The data must be written out once more, precisely as given.

Stored data:
========================

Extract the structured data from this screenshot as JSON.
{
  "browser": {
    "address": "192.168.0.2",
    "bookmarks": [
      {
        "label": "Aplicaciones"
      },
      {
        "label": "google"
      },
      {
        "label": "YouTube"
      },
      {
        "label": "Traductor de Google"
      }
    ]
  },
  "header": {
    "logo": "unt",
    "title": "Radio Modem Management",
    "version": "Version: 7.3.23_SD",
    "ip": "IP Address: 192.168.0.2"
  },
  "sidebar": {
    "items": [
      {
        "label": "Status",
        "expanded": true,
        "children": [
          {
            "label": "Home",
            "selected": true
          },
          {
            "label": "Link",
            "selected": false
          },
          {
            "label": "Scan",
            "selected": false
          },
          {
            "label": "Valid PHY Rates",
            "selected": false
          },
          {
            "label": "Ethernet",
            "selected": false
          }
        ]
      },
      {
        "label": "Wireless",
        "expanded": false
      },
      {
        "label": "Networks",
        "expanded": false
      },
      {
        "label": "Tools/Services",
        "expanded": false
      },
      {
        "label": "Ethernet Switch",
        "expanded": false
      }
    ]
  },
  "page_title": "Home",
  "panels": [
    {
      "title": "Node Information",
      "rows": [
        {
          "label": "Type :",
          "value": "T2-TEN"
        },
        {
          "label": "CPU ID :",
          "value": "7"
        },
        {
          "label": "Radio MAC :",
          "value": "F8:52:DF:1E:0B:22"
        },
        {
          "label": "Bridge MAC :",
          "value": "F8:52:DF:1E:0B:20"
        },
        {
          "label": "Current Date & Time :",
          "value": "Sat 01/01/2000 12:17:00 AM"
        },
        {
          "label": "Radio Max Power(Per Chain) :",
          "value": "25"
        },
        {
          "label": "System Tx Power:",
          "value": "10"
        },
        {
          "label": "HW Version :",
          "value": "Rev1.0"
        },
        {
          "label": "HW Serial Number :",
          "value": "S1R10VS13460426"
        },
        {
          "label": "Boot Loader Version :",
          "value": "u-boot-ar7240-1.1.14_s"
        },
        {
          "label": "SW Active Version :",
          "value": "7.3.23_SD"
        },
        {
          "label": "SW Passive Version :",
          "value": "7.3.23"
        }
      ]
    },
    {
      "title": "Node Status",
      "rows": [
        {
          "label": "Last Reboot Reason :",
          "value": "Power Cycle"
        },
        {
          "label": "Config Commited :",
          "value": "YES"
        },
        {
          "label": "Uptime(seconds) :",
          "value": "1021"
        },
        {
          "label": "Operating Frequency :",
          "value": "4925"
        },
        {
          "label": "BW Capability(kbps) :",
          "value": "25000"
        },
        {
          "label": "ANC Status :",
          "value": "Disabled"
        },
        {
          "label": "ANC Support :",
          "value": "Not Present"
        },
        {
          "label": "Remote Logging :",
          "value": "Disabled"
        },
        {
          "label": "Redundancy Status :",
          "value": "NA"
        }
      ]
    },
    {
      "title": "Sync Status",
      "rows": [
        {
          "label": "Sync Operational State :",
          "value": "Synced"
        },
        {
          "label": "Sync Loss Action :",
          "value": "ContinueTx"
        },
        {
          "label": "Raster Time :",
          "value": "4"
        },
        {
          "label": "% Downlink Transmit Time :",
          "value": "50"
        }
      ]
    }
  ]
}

========================

§ **Solution**
Extract the structured data from this screenshot as JSON.
{
  "browser": {
    "address": "192.168.0.2",
    "bookmarks": [
      {
        "label": "Aplicaciones"
      },
      {
        "label": "google"
      },
      {
        "label": "YouTube"
      },
      {
        "label": "Traductor de Google"
      }
    ]
  },
  "header": {
    "logo": "unt",
    "title": "Radio Modem Management",
    "version": "Version: 7.3.23_SD",
    "ip": "IP Address: 192.168.0.2"
  },
  "sidebar": {
    "items": [
      {
        "label": "Status",
        "expanded": true,
        "children": [
          {
            "label": "Home",
            "selected": true
          },
          {
            "label": "Link",
            "selected": false
          },
          {
            "label": "Scan",
            "selected": false
          },
          {
            "label": "Valid PHY Rates",
            "selected": false
          },
          {
            "label": "Ethernet",
            "selected": false
          }
        ]
      },
      {
        "label": "Wireless",
        "expanded": false
      },
      {
        "label": "Networks",
        "expanded": false
      },
      {
        "label": "Tools/Services",
        "expanded": false
      },
      {
        "label": "Ethernet Switch",
        "expanded": false
      }
    ]
  },
  "page_title": "Home",
  "panels": [
    {
      "title": "Node Information",
      "rows": [
        {
          "label": "Type :",
          "value": "T2-TEN"
        },
        {
          "label": "CPU ID :",
          "value": "7"
        },
        {
          "label": "Radio MAC :",
          "value": "F8:52:DF:1E:0B:22"
        },
        {
          "label": "Bridge MAC :",
          "value": "F8:52:DF:1E:0B:20"
        },
        {
          "label": "Current Date & Time :",
          "value": "Sat 01/01/2000 12:17:00 AM"
        },
        {
          "label": "Radio Max Power(Per Chain) :",
          "value": "25"
        },
        {
          "label": "System Tx Power:",
          "value": "10"
        },
        {
          "label": "HW Version :",
          "value": "Rev1.0"
        },
        {
          "label": "HW Serial Number :",
          "value": "S1R10VS13460426"
        },
        {
          "label": "Boot Loader Version :",
          "value": "u-boot-ar7240-1.1.14_s"
        },
        {
          "label": "SW Active Version :",
          "value": "7.3.23_SD"
        },
        {
          "label": "SW Passive Version :",
          "value": "7.3.23"
        }
      ]
    },
    {
      "title": "Node Status",
      "rows": [
        {
          "label": "Last Reboot Reason :",
          "value": "Power Cycle"
        },
        {
          "label": "Config Commited :",
          "value": "YES"
        },
        {
          "label": "Uptime(seconds) :",
          "value": "1021"
        },
        {
          "label": "Operating Frequency :",
          "value": "4925"
        },
        {
          "label": "BW Capability(kbps) :",
          "value": "25000"
        },
        {
          "label": "ANC Status :",
          "value": "Disabled"
        },
        {
          "label": "ANC Support :",
          "value": "Not Present"
        },
        {
          "label": "Remote Logging :",
          "value": "Disabled"
        },
        {
          "label": "Redundancy Status :",
          "value": "NA"
        }
      ]
    },
    {
      "title": "Sync Status",
      "rows": [
        {
          "label": "Sync Operational State :",
          "value": "Synced"
        },
        {
          "label": "Sync Loss Action :",
          "value": "ContinueTx"
        },
        {
          "label": "Raster Time :",
          "value": "4"
        },
        {
          "label": "% Downlink Transmit Time :",
          "value": "50"
        }
      ]
    }
  ]
}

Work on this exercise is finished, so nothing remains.